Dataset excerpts

********************

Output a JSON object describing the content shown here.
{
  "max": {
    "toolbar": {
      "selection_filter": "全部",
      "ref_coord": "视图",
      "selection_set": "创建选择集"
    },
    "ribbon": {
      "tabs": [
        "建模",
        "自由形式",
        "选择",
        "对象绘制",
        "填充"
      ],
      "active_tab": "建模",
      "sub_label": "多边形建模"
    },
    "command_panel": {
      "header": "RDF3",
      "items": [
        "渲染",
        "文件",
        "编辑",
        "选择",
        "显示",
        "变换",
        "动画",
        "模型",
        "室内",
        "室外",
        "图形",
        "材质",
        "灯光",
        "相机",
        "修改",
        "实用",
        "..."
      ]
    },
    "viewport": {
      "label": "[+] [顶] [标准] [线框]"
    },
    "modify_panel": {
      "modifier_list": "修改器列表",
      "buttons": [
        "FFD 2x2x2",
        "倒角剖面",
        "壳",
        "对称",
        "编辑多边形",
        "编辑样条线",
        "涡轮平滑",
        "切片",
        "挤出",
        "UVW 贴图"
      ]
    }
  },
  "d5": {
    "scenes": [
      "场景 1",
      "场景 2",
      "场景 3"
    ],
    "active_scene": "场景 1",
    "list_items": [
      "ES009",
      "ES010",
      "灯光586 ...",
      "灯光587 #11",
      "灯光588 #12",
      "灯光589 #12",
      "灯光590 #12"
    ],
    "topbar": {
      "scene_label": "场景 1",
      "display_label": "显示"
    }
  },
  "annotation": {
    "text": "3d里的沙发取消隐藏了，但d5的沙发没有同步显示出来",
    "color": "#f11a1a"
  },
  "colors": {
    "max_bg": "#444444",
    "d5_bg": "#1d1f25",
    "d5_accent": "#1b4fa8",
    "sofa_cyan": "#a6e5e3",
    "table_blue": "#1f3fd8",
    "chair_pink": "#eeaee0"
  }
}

********************

## TASK REQUIREMENTS
Write each line above out exactly.

## TASK OUTPUT
Output a JSON object describing the content shown here.
{
  "max": {
    "toolbar": {
      "selection_filter": "全部",
      "ref_coord": "视图",
      "selection_set": "创建选择集"
    },
    "ribbon": {
      "tabs": [
        "建模",
        "自由形式",
        "选择",
        "对象绘制",
        "填充"
      ],
      "active_tab": "建模",
      "sub_label": "多边形建模"
    },
    "command_panel": {
      "header": "RDF3",
      "items": [
        "渲染",
        "文件",
        "编辑",
        "选择",
        "显示",
        "变换",
        "动画",
        "模型",
        "室内",
        "室外",
        "图形",
        "材质",
        "灯光",
        "相机",
        "修改",
        "实用",
        "..."
      ]
    },
    "viewport": {
      "label": "[+] [顶] [标准] [线框]"
    },
    "modify_panel": {
      "modifier_list": "修改器列表",
      "buttons": [
        "FFD 2x2x2",
        "倒角剖面",
        "壳",
        "对称",
        "编辑多边形",
        "编辑样条线",
        "涡轮平滑",
        "切片",
        "挤出",
        "UVW 贴图"
      ]
    }
  },
  "d5": {
    "scenes": [
      "场景 1",
      "场景 2",
      "场景 3"
    ],
    "active_scene": "场景 1",
    "list_items": [
      "ES009",
      "ES010",
      "灯光586 ...",
      "灯光587 #11",
      "灯光588 #12",
      "灯光589 #12",
      "灯光590 #12"
    ],
    "topbar": {
      "scene_label": "场景 1",
      "display_label": "显示"
    }
  },
  "annotation": {
    "text": "3d里的沙发取消隐藏了，但d5的沙发没有同步显示出来",
    "color": "#f11a1a"
  },
  "colors": {
    "max_bg": "#444444",
    "d5_bg": "#1d1f25",
    "d5_accent": "#1b4fa8",
    "sofa_cyan": "#a6e5e3",
    "table_blue": "#1f3fd8",
    "chair_pink": "#eeaee0"
  }
}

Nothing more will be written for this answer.